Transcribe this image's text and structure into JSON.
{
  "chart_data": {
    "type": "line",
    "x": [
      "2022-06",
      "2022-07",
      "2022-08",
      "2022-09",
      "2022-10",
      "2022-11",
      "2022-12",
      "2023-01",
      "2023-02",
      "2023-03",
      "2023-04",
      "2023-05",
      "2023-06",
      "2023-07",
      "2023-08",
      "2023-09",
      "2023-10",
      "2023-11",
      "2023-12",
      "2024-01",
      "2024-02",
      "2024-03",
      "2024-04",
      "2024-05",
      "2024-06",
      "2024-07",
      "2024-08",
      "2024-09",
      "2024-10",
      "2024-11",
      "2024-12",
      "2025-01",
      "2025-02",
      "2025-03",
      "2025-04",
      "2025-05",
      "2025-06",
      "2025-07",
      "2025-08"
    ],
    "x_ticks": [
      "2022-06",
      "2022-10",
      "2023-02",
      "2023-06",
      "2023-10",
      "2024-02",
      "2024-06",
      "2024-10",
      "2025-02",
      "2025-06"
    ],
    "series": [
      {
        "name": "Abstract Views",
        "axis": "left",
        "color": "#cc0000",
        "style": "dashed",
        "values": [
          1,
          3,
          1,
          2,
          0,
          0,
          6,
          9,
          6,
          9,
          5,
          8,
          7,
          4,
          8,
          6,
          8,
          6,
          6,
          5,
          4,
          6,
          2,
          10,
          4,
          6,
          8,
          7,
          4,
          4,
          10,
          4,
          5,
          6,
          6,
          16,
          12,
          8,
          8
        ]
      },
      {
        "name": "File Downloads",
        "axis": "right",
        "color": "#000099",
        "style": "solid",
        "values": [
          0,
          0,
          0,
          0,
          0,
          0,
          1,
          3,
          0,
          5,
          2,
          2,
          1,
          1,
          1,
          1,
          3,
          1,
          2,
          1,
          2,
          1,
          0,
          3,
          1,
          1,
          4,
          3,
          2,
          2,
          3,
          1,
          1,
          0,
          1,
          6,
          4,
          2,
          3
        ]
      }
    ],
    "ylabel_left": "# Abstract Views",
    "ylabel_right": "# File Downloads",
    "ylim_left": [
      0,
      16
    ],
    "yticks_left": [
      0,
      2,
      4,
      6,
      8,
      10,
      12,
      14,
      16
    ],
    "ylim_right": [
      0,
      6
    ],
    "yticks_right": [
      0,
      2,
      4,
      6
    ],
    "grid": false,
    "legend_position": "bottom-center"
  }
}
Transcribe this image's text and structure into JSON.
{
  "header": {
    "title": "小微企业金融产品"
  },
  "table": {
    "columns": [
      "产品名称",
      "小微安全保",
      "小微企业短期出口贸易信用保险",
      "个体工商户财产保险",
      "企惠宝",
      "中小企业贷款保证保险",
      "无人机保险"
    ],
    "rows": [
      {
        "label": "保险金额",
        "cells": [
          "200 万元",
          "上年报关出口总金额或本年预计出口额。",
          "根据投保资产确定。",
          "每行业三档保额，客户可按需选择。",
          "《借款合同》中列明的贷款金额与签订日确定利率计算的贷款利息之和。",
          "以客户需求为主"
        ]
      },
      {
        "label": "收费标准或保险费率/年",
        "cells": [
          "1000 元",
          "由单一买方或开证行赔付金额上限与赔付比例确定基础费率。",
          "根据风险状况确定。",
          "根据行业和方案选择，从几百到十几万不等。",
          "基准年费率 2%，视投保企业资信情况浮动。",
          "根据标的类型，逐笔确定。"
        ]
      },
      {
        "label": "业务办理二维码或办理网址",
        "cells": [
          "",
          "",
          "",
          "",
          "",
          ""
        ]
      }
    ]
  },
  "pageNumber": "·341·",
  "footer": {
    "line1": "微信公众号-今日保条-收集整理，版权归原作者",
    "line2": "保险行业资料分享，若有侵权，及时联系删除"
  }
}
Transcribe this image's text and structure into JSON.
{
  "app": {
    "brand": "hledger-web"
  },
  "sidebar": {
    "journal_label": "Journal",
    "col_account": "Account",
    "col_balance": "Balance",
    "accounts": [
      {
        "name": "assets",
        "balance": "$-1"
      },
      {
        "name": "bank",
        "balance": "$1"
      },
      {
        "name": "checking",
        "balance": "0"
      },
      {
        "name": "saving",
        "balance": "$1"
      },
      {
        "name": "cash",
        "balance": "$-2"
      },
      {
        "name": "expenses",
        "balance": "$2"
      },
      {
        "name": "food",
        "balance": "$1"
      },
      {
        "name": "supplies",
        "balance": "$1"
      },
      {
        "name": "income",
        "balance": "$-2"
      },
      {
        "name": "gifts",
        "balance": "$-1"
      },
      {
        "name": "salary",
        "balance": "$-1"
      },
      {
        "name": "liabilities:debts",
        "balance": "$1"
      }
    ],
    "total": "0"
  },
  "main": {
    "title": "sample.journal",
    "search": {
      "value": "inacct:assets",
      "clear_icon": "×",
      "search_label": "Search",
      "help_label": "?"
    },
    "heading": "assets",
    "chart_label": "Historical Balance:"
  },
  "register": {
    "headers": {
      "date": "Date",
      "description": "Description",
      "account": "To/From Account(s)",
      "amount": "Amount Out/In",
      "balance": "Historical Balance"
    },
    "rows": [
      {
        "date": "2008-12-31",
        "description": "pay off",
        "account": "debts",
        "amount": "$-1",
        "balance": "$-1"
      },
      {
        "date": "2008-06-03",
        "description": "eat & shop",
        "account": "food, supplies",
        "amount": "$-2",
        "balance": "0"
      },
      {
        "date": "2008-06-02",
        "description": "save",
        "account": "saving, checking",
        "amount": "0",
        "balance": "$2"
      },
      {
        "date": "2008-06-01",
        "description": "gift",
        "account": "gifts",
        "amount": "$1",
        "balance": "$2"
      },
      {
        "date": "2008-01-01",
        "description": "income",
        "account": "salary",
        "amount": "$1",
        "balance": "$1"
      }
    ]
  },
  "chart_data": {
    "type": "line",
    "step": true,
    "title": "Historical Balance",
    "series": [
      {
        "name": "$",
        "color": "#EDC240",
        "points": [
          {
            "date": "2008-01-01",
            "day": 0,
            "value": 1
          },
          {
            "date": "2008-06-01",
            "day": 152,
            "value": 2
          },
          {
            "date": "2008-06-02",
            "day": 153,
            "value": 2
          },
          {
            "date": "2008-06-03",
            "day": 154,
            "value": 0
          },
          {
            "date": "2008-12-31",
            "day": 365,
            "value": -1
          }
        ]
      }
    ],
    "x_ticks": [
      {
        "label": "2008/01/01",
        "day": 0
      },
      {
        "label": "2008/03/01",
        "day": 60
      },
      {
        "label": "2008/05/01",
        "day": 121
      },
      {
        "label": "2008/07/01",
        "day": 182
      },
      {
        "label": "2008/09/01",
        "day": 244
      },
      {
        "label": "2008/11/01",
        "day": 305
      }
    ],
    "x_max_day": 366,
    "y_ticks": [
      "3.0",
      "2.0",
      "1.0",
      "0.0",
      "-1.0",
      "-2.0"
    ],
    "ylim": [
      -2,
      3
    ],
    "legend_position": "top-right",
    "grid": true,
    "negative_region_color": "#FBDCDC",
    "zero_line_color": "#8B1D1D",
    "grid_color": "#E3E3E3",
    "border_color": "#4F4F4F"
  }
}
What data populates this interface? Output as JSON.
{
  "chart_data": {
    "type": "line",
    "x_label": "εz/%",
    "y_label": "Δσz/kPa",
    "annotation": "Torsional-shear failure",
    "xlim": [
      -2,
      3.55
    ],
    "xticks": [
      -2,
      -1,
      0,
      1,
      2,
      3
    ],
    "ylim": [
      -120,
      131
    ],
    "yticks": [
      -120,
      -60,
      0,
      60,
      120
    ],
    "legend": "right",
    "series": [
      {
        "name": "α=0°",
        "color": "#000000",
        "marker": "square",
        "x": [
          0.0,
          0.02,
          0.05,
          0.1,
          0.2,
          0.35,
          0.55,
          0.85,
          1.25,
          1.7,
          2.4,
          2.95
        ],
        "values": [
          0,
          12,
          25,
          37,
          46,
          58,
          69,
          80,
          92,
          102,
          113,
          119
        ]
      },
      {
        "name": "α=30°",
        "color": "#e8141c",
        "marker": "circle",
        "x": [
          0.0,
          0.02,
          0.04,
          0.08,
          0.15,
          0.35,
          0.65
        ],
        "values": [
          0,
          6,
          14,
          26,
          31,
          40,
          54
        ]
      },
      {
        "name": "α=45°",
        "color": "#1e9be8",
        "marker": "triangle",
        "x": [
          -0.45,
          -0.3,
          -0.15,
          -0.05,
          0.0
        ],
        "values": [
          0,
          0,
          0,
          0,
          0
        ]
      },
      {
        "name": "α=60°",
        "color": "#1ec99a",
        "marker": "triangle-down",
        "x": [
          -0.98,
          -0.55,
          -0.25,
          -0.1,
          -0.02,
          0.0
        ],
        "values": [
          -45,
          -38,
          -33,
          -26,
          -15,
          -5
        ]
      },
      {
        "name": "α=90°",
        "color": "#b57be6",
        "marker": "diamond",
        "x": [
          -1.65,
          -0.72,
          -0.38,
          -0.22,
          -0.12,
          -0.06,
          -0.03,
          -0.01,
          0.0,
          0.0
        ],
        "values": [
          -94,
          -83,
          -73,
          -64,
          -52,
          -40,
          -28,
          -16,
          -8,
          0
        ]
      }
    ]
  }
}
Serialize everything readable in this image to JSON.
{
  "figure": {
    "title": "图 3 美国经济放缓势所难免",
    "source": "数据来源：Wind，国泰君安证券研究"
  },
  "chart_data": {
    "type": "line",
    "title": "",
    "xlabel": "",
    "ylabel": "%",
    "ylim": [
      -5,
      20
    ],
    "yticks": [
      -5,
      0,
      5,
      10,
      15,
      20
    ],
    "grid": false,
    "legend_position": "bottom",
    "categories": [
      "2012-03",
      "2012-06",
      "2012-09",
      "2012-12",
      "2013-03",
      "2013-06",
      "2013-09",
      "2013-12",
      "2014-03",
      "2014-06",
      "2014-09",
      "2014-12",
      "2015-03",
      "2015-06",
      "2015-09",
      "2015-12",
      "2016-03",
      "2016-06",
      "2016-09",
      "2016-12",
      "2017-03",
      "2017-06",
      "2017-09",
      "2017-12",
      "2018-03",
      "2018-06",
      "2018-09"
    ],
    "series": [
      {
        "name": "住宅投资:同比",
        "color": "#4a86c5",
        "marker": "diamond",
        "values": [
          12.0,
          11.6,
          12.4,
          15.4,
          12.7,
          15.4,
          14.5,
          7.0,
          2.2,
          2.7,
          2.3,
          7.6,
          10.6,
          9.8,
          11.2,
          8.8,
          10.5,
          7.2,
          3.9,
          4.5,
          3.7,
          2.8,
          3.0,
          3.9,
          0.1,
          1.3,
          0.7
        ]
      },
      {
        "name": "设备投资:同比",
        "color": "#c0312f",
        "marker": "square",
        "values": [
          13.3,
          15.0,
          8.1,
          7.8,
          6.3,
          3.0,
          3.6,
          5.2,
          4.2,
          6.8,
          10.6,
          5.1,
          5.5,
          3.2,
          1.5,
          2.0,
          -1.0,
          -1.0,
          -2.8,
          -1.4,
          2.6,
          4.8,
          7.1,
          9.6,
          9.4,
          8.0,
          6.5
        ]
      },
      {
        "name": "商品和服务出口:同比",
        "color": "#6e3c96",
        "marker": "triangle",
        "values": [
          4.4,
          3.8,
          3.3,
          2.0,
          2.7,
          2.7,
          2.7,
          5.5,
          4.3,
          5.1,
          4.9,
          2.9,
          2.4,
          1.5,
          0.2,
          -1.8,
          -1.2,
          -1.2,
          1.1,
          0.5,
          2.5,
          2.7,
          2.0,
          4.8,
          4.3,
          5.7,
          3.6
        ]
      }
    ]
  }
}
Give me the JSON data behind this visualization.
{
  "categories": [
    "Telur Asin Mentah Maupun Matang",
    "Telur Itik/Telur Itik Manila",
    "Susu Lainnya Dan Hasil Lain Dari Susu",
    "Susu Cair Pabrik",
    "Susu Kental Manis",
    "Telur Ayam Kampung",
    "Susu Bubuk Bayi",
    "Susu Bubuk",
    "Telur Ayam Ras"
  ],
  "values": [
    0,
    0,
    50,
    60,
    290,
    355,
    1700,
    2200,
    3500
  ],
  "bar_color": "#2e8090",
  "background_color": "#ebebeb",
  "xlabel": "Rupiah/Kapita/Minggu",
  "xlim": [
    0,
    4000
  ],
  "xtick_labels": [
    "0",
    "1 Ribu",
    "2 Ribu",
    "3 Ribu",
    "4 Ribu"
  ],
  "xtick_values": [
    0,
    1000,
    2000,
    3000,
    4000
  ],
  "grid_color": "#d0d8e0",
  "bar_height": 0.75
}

================

**EXERCISE BRIEF:** Copy out the lines in which the string "Telur" appears.

**RESULT BELOW:**
    "Telur Asin Mentah Maupun Matang",
    "Telur Itik/Telur Itik Manila",
    "Telur Ayam Kampung",
    "Telur Ayam Ras"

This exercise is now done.